To be done —
List, from the lines below, each one with "本学講師" in it.
START Working data
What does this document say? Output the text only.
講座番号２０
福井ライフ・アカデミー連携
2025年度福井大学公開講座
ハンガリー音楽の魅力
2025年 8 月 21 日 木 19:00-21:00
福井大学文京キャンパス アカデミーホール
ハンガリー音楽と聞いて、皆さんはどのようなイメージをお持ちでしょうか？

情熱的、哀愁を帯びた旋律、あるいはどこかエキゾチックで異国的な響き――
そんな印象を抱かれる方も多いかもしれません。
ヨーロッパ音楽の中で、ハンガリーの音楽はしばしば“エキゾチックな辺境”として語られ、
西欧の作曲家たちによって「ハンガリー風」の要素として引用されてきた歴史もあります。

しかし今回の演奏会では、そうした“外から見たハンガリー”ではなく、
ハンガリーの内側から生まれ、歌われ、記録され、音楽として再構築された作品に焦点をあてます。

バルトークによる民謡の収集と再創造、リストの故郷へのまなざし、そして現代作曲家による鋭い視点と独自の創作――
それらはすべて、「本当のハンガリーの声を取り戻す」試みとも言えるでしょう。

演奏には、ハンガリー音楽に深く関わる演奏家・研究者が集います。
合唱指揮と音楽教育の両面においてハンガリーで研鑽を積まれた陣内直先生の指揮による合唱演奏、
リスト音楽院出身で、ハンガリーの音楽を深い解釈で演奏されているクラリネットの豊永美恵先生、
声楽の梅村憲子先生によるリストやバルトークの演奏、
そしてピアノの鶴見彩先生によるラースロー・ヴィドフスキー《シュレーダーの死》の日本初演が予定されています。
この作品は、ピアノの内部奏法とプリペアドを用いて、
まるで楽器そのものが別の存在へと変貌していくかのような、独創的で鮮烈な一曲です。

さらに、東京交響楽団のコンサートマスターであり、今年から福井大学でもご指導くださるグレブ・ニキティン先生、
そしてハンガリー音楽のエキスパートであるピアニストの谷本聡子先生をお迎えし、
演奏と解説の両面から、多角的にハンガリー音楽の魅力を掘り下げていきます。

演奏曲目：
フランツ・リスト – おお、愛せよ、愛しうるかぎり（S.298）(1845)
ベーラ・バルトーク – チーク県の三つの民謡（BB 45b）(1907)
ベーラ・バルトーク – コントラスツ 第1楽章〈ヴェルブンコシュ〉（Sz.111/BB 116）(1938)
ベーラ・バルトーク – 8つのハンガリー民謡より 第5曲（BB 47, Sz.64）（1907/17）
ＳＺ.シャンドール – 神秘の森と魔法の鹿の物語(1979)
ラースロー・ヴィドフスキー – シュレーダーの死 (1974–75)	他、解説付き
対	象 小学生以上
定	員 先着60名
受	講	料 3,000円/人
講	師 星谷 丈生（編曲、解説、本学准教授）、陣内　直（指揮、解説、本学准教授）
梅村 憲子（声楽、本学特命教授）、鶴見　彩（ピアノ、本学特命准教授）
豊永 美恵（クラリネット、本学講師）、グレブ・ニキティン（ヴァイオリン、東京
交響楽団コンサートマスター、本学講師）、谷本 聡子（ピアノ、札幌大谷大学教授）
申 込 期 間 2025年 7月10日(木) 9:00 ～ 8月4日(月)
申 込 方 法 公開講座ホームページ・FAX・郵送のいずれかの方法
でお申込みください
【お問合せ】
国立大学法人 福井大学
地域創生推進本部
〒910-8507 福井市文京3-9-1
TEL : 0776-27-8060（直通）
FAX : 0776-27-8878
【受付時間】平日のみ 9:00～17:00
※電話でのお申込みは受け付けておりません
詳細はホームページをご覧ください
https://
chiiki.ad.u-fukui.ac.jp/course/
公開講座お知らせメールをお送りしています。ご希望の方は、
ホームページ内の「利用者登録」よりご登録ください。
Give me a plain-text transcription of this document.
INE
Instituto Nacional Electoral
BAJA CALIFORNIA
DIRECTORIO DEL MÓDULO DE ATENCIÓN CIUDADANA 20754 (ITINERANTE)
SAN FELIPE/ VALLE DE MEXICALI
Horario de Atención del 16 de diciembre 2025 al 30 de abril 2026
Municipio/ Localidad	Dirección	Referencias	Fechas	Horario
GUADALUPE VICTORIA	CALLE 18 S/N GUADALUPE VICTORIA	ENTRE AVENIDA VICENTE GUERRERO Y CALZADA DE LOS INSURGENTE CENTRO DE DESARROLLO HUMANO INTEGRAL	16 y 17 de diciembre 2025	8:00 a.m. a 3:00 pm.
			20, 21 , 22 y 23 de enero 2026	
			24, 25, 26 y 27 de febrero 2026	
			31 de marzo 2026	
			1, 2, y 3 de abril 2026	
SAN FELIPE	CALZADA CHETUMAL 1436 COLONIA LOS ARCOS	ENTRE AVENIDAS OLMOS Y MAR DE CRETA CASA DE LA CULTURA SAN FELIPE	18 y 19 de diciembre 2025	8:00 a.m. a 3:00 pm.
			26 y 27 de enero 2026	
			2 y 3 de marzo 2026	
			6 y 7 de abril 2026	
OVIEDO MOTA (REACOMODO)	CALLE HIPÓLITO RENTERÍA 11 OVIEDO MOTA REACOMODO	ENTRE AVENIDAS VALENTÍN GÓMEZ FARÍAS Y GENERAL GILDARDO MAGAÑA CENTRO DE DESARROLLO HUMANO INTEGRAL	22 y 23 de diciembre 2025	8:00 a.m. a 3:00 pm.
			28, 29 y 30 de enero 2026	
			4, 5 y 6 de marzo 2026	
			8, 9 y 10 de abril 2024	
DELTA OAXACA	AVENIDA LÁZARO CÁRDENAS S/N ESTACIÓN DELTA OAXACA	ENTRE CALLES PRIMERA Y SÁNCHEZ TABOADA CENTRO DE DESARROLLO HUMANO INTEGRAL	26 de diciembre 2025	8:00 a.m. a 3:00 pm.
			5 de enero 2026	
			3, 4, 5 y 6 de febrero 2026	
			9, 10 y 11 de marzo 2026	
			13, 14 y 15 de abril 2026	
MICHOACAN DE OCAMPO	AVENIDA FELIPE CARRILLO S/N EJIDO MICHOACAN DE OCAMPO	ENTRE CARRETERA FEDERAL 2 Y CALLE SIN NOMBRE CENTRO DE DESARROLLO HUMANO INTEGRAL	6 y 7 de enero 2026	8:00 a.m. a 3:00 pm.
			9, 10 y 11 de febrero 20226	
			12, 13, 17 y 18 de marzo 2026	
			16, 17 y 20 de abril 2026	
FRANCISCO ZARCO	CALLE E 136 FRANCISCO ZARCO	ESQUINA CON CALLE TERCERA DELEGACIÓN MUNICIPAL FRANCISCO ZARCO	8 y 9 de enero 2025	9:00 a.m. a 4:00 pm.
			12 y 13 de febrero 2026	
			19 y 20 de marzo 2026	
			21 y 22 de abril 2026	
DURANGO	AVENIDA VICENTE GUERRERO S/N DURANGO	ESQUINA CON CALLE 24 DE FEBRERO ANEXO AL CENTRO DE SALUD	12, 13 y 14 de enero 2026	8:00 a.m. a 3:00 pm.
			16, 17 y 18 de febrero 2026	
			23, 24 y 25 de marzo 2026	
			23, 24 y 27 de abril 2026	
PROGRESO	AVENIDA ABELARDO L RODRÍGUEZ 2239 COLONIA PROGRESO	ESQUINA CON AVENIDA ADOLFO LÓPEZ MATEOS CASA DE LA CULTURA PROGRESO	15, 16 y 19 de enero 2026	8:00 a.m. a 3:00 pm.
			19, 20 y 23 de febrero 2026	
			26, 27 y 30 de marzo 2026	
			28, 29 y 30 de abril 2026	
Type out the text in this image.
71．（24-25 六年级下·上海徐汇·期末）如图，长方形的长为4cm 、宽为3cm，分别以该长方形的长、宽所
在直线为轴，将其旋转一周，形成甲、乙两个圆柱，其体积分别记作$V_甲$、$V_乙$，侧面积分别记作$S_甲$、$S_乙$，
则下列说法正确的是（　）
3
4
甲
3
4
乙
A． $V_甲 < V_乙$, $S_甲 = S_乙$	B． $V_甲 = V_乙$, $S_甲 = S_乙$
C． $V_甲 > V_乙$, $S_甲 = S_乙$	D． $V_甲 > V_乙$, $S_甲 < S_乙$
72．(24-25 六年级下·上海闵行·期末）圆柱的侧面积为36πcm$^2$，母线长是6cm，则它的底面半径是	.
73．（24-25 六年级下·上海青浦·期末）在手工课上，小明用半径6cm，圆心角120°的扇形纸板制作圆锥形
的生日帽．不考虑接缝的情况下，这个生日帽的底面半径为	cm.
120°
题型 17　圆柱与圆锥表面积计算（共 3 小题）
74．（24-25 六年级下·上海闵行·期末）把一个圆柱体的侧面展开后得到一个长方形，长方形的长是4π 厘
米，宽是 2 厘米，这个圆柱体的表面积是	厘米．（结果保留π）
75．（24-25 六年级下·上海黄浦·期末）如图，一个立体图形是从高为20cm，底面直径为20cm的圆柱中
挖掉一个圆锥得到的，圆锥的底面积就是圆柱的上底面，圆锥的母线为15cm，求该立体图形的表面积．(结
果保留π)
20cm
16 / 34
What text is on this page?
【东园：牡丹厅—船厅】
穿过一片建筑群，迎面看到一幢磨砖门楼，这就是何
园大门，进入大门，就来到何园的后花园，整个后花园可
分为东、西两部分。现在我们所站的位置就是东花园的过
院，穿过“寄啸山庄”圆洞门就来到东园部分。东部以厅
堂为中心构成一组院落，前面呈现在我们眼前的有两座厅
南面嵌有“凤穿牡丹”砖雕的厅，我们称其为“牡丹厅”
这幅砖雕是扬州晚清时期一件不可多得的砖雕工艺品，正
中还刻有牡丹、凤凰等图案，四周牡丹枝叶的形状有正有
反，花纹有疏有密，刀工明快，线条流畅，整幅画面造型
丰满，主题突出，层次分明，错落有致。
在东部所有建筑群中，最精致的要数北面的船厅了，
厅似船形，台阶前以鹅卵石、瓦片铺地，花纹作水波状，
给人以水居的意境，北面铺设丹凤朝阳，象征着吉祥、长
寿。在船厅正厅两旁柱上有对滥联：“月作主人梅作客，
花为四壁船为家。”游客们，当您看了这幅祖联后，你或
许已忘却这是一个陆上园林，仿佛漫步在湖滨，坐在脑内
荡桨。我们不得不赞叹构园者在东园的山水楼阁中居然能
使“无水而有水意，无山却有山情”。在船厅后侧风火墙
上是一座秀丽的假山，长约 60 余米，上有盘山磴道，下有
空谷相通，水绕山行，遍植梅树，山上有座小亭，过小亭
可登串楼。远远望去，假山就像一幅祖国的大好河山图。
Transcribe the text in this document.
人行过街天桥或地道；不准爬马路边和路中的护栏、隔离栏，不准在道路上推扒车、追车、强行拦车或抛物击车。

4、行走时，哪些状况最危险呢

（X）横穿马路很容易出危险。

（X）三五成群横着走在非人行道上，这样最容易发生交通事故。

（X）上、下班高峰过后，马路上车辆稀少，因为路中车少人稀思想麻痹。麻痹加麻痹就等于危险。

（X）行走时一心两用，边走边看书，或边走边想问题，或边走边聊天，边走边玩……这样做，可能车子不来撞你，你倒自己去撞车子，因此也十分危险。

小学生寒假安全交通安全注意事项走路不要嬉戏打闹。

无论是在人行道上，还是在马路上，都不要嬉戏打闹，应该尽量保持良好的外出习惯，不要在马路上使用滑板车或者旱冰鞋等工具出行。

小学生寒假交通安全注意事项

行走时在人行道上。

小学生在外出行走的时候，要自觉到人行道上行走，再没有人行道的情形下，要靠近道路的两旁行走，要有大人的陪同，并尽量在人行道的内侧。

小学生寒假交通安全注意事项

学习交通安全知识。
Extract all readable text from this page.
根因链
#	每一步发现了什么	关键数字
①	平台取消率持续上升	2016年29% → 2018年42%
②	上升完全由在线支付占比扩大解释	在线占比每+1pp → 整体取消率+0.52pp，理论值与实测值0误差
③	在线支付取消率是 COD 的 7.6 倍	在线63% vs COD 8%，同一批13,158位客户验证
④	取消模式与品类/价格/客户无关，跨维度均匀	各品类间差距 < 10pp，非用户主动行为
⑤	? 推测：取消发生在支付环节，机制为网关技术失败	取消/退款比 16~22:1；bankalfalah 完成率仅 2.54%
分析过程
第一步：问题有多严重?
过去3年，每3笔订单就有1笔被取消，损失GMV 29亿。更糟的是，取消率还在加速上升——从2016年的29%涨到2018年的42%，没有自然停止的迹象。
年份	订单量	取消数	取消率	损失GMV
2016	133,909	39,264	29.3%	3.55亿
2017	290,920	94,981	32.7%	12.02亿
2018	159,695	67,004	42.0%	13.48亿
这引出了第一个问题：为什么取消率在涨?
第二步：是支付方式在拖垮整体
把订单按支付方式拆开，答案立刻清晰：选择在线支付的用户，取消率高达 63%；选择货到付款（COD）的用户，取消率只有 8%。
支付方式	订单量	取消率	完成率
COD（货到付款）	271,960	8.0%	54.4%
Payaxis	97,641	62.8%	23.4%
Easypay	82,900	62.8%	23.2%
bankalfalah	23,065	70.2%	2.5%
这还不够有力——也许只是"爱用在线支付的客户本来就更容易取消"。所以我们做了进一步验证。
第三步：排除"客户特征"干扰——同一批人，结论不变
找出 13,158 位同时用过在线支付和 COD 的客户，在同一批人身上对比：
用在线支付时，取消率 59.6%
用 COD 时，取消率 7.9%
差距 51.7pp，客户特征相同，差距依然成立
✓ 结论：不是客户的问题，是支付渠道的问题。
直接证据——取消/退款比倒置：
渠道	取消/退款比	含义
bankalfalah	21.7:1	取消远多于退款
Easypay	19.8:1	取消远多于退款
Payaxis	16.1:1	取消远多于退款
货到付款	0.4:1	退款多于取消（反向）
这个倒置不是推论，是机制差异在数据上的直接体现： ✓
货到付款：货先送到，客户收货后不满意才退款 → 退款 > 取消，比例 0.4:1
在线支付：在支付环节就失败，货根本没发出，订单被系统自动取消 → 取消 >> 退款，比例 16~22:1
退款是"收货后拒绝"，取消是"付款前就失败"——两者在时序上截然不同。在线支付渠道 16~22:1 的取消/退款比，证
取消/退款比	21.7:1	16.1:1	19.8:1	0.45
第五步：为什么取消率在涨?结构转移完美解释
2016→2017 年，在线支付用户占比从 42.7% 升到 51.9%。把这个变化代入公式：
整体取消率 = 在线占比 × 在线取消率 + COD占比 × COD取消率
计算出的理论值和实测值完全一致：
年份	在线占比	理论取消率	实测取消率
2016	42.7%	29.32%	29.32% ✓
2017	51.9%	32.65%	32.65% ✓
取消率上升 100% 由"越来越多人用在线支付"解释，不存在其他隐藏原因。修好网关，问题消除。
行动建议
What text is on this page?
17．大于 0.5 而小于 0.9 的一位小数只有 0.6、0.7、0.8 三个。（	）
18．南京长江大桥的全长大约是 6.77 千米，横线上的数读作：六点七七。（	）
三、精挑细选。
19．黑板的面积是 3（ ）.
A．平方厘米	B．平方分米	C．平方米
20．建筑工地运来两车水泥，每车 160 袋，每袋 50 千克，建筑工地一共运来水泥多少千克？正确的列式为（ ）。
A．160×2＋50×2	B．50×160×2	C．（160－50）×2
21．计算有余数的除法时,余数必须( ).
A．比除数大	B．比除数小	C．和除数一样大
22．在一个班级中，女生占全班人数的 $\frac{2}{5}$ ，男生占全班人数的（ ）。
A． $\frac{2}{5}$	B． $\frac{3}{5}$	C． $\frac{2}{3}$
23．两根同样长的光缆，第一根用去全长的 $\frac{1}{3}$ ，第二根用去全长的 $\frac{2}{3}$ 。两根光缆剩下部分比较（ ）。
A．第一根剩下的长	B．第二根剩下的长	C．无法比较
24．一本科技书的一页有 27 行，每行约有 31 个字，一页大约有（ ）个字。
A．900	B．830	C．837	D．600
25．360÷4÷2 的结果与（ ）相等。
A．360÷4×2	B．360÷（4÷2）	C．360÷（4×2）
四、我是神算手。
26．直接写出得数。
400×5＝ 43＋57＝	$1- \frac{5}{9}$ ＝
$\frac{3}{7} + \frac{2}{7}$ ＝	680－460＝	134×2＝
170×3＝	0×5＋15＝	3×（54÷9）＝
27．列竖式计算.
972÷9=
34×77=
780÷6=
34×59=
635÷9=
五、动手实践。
END Working data
Written solution —
豊永 美恵（クラリネット、本学講師）、グレブ・ニキティン（ヴァイオリン、東京
交響楽団コンサートマスター、本学講師）、谷本 聡子（ピアノ、札幌大谷大学教授）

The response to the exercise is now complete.